[A block of data]
-------------------------

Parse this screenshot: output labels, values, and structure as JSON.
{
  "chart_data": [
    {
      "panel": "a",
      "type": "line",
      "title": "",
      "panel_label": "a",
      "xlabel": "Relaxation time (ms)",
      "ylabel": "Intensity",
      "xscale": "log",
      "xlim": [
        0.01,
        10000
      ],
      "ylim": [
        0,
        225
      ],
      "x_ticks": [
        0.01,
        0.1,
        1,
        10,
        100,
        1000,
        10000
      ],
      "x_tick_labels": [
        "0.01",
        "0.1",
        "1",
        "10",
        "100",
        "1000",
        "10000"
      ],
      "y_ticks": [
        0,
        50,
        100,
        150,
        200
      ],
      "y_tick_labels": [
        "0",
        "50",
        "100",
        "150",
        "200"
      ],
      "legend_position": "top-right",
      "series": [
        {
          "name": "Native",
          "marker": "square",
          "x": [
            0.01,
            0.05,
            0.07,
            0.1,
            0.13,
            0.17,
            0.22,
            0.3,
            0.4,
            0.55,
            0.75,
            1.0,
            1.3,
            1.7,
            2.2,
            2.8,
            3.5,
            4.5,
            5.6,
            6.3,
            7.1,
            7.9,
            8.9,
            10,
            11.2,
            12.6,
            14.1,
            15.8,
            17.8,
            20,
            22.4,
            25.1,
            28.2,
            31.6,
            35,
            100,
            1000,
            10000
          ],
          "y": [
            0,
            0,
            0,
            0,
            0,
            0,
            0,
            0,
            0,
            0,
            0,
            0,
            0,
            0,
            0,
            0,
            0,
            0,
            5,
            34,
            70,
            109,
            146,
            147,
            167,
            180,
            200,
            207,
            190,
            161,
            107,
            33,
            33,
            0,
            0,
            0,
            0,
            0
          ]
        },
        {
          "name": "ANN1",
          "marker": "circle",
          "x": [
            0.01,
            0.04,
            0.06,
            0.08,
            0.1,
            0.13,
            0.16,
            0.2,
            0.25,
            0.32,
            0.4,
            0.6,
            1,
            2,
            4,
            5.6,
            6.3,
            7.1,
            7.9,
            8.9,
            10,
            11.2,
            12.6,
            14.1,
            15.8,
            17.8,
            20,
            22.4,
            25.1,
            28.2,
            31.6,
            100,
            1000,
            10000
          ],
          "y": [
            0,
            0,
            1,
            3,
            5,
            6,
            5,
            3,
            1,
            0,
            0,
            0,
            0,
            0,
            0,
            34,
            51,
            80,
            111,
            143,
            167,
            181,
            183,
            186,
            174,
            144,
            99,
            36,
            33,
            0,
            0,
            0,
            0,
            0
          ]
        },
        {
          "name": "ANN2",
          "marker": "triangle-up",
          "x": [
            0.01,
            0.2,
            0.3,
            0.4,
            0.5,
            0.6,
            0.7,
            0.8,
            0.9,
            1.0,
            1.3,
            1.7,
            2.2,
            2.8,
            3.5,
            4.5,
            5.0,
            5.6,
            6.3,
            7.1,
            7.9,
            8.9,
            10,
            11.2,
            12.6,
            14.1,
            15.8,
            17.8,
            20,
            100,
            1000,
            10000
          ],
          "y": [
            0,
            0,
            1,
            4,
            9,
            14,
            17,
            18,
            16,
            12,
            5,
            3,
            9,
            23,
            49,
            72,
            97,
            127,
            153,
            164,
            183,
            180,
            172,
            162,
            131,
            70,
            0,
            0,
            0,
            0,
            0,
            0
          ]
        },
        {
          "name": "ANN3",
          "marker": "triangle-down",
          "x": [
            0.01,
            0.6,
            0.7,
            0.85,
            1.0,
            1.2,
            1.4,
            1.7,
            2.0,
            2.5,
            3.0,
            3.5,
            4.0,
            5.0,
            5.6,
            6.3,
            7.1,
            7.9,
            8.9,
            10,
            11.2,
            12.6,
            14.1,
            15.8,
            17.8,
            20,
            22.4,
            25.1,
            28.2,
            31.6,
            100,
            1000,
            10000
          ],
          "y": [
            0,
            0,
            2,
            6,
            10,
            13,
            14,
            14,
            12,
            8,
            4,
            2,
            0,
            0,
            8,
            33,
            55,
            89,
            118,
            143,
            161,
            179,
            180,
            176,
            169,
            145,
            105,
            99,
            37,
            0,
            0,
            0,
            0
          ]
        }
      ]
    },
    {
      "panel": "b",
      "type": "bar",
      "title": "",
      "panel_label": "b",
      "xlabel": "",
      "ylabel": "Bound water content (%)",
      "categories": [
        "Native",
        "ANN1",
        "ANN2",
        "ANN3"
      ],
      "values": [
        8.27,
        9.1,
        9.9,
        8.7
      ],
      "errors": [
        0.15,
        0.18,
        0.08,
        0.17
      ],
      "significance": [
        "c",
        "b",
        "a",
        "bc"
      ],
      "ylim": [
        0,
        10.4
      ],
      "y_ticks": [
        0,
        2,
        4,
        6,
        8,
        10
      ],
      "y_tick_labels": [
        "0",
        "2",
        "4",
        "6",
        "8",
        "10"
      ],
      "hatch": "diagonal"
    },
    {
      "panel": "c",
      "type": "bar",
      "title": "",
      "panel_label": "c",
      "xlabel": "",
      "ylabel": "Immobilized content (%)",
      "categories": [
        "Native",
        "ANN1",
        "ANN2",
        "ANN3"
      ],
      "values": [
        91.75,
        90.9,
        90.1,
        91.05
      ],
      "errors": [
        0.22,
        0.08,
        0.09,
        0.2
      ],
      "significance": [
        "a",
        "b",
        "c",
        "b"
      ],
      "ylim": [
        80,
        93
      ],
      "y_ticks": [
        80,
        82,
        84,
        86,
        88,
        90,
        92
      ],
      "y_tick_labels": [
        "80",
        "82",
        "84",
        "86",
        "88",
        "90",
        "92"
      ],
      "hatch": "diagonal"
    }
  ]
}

-------------------------

Reproduce the data in full, exactly as presented.

**ANSWER:**
Parse this screenshot: output labels, values, and structure as JSON.
{
  "chart_data": [
    {
      "panel": "a",
      "type": "line",
      "title": "",
      "panel_label": "a",
      "xlabel": "Relaxation time (ms)",
      "ylabel": "Intensity",
      "xscale": "log",
      "xlim": [
        0.01,
        10000
      ],
      "ylim": [
        0,
        225
      ],
      "x_ticks": [
        0.01,
        0.1,
        1,
        10,
        100,
        1000,
        10000
      ],
      "x_tick_labels": [
        "0.01",
        "0.1",
        "1",
        "10",
        "100",
        "1000",
        "10000"
      ],
      "y_ticks": [
        0,
        50,
        100,
        150,
        200
      ],
      "y_tick_labels": [
        "0",
        "50",
        "100",
        "150",
        "200"
      ],
      "legend_position": "top-right",
      "series": [
        {
          "name": "Native",
          "marker": "square",
          "x": [
            0.01,
            0.05,
            0.07,
            0.1,
            0.13,
            0.17,
            0.22,
            0.3,
            0.4,
            0.55,
            0.75,
            1.0,
            1.3,
            1.7,
            2.2,
            2.8,
            3.5,
            4.5,
            5.6,
            6.3,
            7.1,
            7.9,
            8.9,
            10,
            11.2,
            12.6,
            14.1,
            15.8,
            17.8,
            20,
            22.4,
            25.1,
            28.2,
            31.6,
            35,
            100,
            1000,
            10000
          ],
          "y": [
            0,
            0,
            0,
            0,
            0,
            0,
            0,
            0,
            0,
            0,
            0,
            0,
            0,
            0,
            0,
            0,
            0,
            0,
            5,
            34,
            70,
            109,
            146,
            147,
            167,
            180,
            200,
            207,
            190,
            161,
            107,
            33,
            33,
            0,
            0,
            0,
            0,
            0
          ]
        },
        {
          "name": "ANN1",
          "marker": "circle",
          "x": [
            0.01,
            0.04,
            0.06,
            0.08,
            0.1,
            0.13,
            0.16,
            0.2,
            0.25,
            0.32,
            0.4,
            0.6,
            1,
            2,
            4,
            5.6,
            6.3,
            7.1,
            7.9,
            8.9,
            10,
            11.2,
            12.6,
            14.1,
            15.8,
            17.8,
            20,
            22.4,
            25.1,
            28.2,
            31.6,
            100,
            1000,
            10000
          ],
          "y": [
            0,
            0,
            1,
            3,
            5,
            6,
            5,
            3,
            1,
            0,
            0,
            0,
            0,
            0,
            0,
            34,
            51,
            80,
            111,
            143,
            167,
            181,
            183,
            186,
            174,
            144,
            99,
            36,
            33,
            0,
            0,
            0,
            0,
            0
          ]
        },
        {
          "name": "ANN2",
          "marker": "triangle-up",
          "x": [
            0.01,
            0.2,
            0.3,
            0.4,
            0.5,
            0.6,
            0.7,
            0.8,
            0.9,
            1.0,
            1.3,
            1.7,
            2.2,
            2.8,
            3.5,
            4.5,
            5.0,
            5.6,
            6.3,
            7.1,
            7.9,
            8.9,
            10,
            11.2,
            12.6,
            14.1,
            15.8,
            17.8,
            20,
            100,
            1000,
            10000
          ],
          "y": [
            0,
            0,
            1,
            4,
            9,
            14,
            17,
            18,
            16,
            12,
            5,
            3,
            9,
            23,
            49,
            72,
            97,
            127,
            153,
            164,
            183,
            180,
            172,
            162,
            131,
            70,
            0,
            0,
            0,
            0,
            0,
            0
          ]
        },
        {
          "name": "ANN3",
          "marker": "triangle-down",
          "x": [
            0.01,
            0.6,
            0.7,
            0.85,
            1.0,
            1.2,
            1.4,
            1.7,
            2.0,
            2.5,
            3.0,
            3.5,
            4.0,
            5.0,
            5.6,
            6.3,
            7.1,
            7.9,
            8.9,
            10,
            11.2,
            12.6,
            14.1,
            15.8,
            17.8,
            20,
            22.4,
            25.1,
            28.2,
            31.6,
            100,
            1000,
            10000
          ],
          "y": [
            0,
            0,
            2,
            6,
            10,
            13,
            14,
            14,
            12,
            8,
            4,
            2,
            0,
            0,
            8,
            33,
            55,
            89,
            118,
            143,
            161,
            179,
            180,
            176,
            169,
            145,
            105,
            99,
            37,
            0,
            0,
            0,
            0
          ]
        }
      ]
    },
    {
      "panel": "b",
      "type": "bar",
      "title": "",
      "panel_label": "b",
      "xlabel": "",
      "ylabel": "Bound water content (%)",
      "categories": [
        "Native",
        "ANN1",
        "ANN2",
        "ANN3"
      ],
      "values": [
        8.27,
        9.1,
        9.9,
        8.7
      ],
      "errors": [
        0.15,
        0.18,
        0.08,
        0.17
      ],
      "significance": [
        "c",
        "b",
        "a",
        "bc"
      ],
      "ylim": [
        0,
        10.4
      ],
      "y_ticks": [
        0,
        2,
        4,
        6,
        8,
        10
      ],
      "y_tick_labels": [
        "0",
        "2",
        "4",
        "6",
        "8",
        "10"
      ],
      "hatch": "diagonal"
    },
    {
      "panel": "c",
      "type": "bar",
      "title": "",
      "panel_label": "c",
      "xlabel": "",
      "ylabel": "Immobilized content (%)",
      "categories": [
        "Native",
        "ANN1",
        "ANN2",
        "ANN3"
      ],
      "values": [
        91.75,
        90.9,
        90.1,
        91.05
      ],
      "errors": [
        0.22,
        0.08,
        0.09,
        0.2
      ],
      "significance": [
        "a",
        "b",
        "c",
        "b"
      ],
      "ylim": [
        80,
        93
      ],
      "y_ticks": [
        80,
        82,
        84,
        86,
        88,
        90,
        92
      ],
      "y_tick_labels": [
        "80",
        "82",
        "84",
        "86",
        "88",
        "90",
        "92"
      ],
      "hatch": "diagonal"
    }
  ]
}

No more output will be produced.